**YOUR INSTRUCTIONS**
Without leaving out a single line, copy the records exactly.
____
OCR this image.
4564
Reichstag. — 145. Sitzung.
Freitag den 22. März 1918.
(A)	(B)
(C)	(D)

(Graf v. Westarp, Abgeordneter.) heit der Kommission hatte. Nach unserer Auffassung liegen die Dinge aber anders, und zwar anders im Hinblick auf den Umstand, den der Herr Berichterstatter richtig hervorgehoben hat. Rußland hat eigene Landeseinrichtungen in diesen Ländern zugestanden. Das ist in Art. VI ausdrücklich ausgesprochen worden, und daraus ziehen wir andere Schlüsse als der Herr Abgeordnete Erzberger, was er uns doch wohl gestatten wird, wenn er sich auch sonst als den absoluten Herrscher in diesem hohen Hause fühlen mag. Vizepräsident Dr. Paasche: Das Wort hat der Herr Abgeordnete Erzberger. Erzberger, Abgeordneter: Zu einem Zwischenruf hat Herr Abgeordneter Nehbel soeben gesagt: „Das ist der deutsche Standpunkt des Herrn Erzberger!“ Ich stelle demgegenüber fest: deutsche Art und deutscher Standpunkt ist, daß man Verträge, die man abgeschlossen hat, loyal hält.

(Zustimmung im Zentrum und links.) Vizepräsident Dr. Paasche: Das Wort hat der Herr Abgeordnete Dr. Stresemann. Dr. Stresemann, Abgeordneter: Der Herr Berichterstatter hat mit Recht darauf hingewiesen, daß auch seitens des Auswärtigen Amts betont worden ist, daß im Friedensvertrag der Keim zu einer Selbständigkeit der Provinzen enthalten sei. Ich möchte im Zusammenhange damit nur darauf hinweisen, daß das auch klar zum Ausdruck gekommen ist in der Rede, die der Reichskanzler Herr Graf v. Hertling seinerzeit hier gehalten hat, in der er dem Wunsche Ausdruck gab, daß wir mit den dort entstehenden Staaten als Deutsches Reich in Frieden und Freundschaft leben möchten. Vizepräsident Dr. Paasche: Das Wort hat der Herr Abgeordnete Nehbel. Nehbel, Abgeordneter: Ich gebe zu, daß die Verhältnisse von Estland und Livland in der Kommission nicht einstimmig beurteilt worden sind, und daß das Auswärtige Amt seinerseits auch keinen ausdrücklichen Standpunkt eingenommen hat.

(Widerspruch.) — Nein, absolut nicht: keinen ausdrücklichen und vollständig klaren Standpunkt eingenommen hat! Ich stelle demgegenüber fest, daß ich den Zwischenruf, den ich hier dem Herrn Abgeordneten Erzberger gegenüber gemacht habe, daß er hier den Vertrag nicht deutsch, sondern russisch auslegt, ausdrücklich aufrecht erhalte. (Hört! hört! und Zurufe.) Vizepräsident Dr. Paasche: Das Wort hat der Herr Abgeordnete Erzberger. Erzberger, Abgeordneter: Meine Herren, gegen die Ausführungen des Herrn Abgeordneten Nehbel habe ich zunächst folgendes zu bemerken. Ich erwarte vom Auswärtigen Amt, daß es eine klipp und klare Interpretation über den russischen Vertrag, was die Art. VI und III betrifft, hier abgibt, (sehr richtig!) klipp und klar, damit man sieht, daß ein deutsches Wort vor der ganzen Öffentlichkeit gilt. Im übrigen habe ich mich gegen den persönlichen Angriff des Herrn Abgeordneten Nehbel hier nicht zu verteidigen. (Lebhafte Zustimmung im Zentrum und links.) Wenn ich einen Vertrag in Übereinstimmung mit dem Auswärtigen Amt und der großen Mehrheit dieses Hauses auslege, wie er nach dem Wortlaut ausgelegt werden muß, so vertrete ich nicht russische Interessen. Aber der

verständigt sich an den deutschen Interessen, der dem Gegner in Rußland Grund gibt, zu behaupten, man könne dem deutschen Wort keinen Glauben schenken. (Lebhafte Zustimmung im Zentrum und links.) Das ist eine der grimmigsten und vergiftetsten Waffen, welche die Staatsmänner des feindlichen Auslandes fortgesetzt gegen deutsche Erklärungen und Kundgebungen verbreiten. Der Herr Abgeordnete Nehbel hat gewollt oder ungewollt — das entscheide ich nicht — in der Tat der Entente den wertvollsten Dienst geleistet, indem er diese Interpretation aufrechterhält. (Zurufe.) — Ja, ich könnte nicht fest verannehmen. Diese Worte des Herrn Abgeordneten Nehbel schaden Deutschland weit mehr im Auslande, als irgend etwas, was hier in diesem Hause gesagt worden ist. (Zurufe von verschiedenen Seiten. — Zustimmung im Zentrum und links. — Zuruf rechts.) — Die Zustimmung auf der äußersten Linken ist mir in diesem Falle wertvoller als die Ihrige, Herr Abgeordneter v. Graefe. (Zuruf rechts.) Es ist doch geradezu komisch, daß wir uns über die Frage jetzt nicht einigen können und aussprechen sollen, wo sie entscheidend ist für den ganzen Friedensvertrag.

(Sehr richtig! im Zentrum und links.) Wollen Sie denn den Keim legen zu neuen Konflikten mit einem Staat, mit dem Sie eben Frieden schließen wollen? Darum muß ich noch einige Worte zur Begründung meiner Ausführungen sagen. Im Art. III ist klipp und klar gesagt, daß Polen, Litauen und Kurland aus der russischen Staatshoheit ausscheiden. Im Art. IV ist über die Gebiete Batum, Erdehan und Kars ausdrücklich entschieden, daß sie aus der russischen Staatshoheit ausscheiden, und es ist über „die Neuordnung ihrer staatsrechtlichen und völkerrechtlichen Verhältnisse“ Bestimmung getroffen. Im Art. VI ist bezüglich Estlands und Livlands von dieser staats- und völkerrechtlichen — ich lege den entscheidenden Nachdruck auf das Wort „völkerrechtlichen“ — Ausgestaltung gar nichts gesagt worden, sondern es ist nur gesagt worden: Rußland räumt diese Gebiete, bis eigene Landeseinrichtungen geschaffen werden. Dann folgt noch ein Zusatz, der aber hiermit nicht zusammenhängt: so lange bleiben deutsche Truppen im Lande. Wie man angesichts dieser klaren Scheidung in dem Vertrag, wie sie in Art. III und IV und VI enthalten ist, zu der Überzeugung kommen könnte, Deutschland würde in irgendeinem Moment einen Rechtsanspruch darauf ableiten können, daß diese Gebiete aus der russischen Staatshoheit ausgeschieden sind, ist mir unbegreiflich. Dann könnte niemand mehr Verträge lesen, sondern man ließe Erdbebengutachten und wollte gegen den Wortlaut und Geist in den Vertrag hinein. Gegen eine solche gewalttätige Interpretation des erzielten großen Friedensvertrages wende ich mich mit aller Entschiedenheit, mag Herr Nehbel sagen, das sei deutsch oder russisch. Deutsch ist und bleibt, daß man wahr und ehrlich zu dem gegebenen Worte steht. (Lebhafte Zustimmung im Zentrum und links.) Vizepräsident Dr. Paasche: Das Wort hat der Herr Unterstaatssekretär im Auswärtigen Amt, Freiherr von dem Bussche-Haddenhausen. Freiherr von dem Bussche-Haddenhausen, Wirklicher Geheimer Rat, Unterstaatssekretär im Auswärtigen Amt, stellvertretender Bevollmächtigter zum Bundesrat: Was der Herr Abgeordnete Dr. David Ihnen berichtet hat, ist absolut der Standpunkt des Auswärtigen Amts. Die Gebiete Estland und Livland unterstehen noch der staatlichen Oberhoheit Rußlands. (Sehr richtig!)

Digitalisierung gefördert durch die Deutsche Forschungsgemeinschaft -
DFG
____
**RESPONSE TO THE EXERCISE**
OCR this image.
4564
Reichstag. — 145. Sitzung.
Freitag den 22. März 1918.
(A)	(B)
(C)	(D)

(Graf v. Westarp, Abgeordneter.) heit der Kommission hatte. Nach unserer Auffassung liegen die Dinge aber anders, und zwar anders im Hinblick auf den Umstand, den der Herr Berichterstatter richtig hervorgehoben hat. Rußland hat eigene Landeseinrichtungen in diesen Ländern zugestanden. Das ist in Art. VI ausdrücklich ausgesprochen worden, und daraus ziehen wir andere Schlüsse als der Herr Abgeordnete Erzberger, was er uns doch wohl gestatten wird, wenn er sich auch sonst als den absoluten Herrscher in diesem hohen Hause fühlen mag. Vizepräsident Dr. Paasche: Das Wort hat der Herr Abgeordnete Erzberger. Erzberger, Abgeordneter: Zu einem Zwischenruf hat Herr Abgeordneter Nehbel soeben gesagt: „Das ist der deutsche Standpunkt des Herrn Erzberger!“ Ich stelle demgegenüber fest: deutsche Art und deutscher Standpunkt ist, daß man Verträge, die man abgeschlossen hat, loyal hält.

(Zustimmung im Zentrum und links.) Vizepräsident Dr. Paasche: Das Wort hat der Herr Abgeordnete Dr. Stresemann. Dr. Stresemann, Abgeordneter: Der Herr Berichterstatter hat mit Recht darauf hingewiesen, daß auch seitens des Auswärtigen Amts betont worden ist, daß im Friedensvertrag der Keim zu einer Selbständigkeit der Provinzen enthalten sei. Ich möchte im Zusammenhange damit nur darauf hinweisen, daß das auch klar zum Ausdruck gekommen ist in der Rede, die der Reichskanzler Herr Graf v. Hertling seinerzeit hier gehalten hat, in der er dem Wunsche Ausdruck gab, daß wir mit den dort entstehenden Staaten als Deutsches Reich in Frieden und Freundschaft leben möchten. Vizepräsident Dr. Paasche: Das Wort hat der Herr Abgeordnete Nehbel. Nehbel, Abgeordneter: Ich gebe zu, daß die Verhältnisse von Estland und Livland in der Kommission nicht einstimmig beurteilt worden sind, und daß das Auswärtige Amt seinerseits auch keinen ausdrücklichen Standpunkt eingenommen hat.

(Widerspruch.) — Nein, absolut nicht: keinen ausdrücklichen und vollständig klaren Standpunkt eingenommen hat! Ich stelle demgegenüber fest, daß ich den Zwischenruf, den ich hier dem Herrn Abgeordneten Erzberger gegenüber gemacht habe, daß er hier den Vertrag nicht deutsch, sondern russisch auslegt, ausdrücklich aufrecht erhalte. (Hört! hört! und Zurufe.) Vizepräsident Dr. Paasche: Das Wort hat der Herr Abgeordnete Erzberger. Erzberger, Abgeordneter: Meine Herren, gegen die Ausführungen des Herrn Abgeordneten Nehbel habe ich zunächst folgendes zu bemerken. Ich erwarte vom Auswärtigen Amt, daß es eine klipp und klare Interpretation über den russischen Vertrag, was die Art. VI und III betrifft, hier abgibt, (sehr richtig!) klipp und klar, damit man sieht, daß ein deutsches Wort vor der ganzen Öffentlichkeit gilt. Im übrigen habe ich mich gegen den persönlichen Angriff des Herrn Abgeordneten Nehbel hier nicht zu verteidigen. (Lebhafte Zustimmung im Zentrum und links.) Wenn ich einen Vertrag in Übereinstimmung mit dem Auswärtigen Amt und der großen Mehrheit dieses Hauses auslege, wie er nach dem Wortlaut ausgelegt werden muß, so vertrete ich nicht russische Interessen. Aber der

verständigt sich an den deutschen Interessen, der dem Gegner in Rußland Grund gibt, zu behaupten, man könne dem deutschen Wort keinen Glauben schenken. (Lebhafte Zustimmung im Zentrum und links.) Das ist eine der grimmigsten und vergiftetsten Waffen, welche die Staatsmänner des feindlichen Auslandes fortgesetzt gegen deutsche Erklärungen und Kundgebungen verbreiten. Der Herr Abgeordnete Nehbel hat gewollt oder ungewollt — das entscheide ich nicht — in der Tat der Entente den wertvollsten Dienst geleistet, indem er diese Interpretation aufrechterhält. (Zurufe.) — Ja, ich könnte nicht fest verannehmen. Diese Worte des Herrn Abgeordneten Nehbel schaden Deutschland weit mehr im Auslande, als irgend etwas, was hier in diesem Hause gesagt worden ist. (Zurufe von verschiedenen Seiten. — Zustimmung im Zentrum und links. — Zuruf rechts.) — Die Zustimmung auf der äußersten Linken ist mir in diesem Falle wertvoller als die Ihrige, Herr Abgeordneter v. Graefe. (Zuruf rechts.) Es ist doch geradezu komisch, daß wir uns über die Frage jetzt nicht einigen können und aussprechen sollen, wo sie entscheidend ist für den ganzen Friedensvertrag.

(Sehr richtig! im Zentrum und links.) Wollen Sie denn den Keim legen zu neuen Konflikten mit einem Staat, mit dem Sie eben Frieden schließen wollen? Darum muß ich noch einige Worte zur Begründung meiner Ausführungen sagen. Im Art. III ist klipp und klar gesagt, daß Polen, Litauen und Kurland aus der russischen Staatshoheit ausscheiden. Im Art. IV ist über die Gebiete Batum, Erdehan und Kars ausdrücklich entschieden, daß sie aus der russischen Staatshoheit ausscheiden, und es ist über „die Neuordnung ihrer staatsrechtlichen und völkerrechtlichen Verhältnisse“ Bestimmung getroffen. Im Art. VI ist bezüglich Estlands und Livlands von dieser staats- und völkerrechtlichen — ich lege den entscheidenden Nachdruck auf das Wort „völkerrechtlichen“ — Ausgestaltung gar nichts gesagt worden, sondern es ist nur gesagt worden: Rußland räumt diese Gebiete, bis eigene Landeseinrichtungen geschaffen werden. Dann folgt noch ein Zusatz, der aber hiermit nicht zusammenhängt: so lange bleiben deutsche Truppen im Lande. Wie man angesichts dieser klaren Scheidung in dem Vertrag, wie sie in Art. III und IV und VI enthalten ist, zu der Überzeugung kommen könnte, Deutschland würde in irgendeinem Moment einen Rechtsanspruch darauf ableiten können, daß diese Gebiete aus der russischen Staatshoheit ausgeschieden sind, ist mir unbegreiflich. Dann könnte niemand mehr Verträge lesen, sondern man ließe Erdbebengutachten und wollte gegen den Wortlaut und Geist in den Vertrag hinein. Gegen eine solche gewalttätige Interpretation des erzielten großen Friedensvertrages wende ich mich mit aller Entschiedenheit, mag Herr Nehbel sagen, das sei deutsch oder russisch. Deutsch ist und bleibt, daß man wahr und ehrlich zu dem gegebenen Worte steht. (Lebhafte Zustimmung im Zentrum und links.) Vizepräsident Dr. Paasche: Das Wort hat der Herr Unterstaatssekretär im Auswärtigen Amt, Freiherr von dem Bussche-Haddenhausen. Freiherr von dem Bussche-Haddenhausen, Wirklicher Geheimer Rat, Unterstaatssekretär im Auswärtigen Amt, stellvertretender Bevollmächtigter zum Bundesrat: Was der Herr Abgeordnete Dr. David Ihnen berichtet hat, ist absolut der Standpunkt des Auswärtigen Amts. Die Gebiete Estland und Livland unterstehen noch der staatlichen Oberhoheit Rußlands. (Sehr richtig!)

Digitalisierung gefördert durch die Deutsche Forschungsgemeinschaft -
DFG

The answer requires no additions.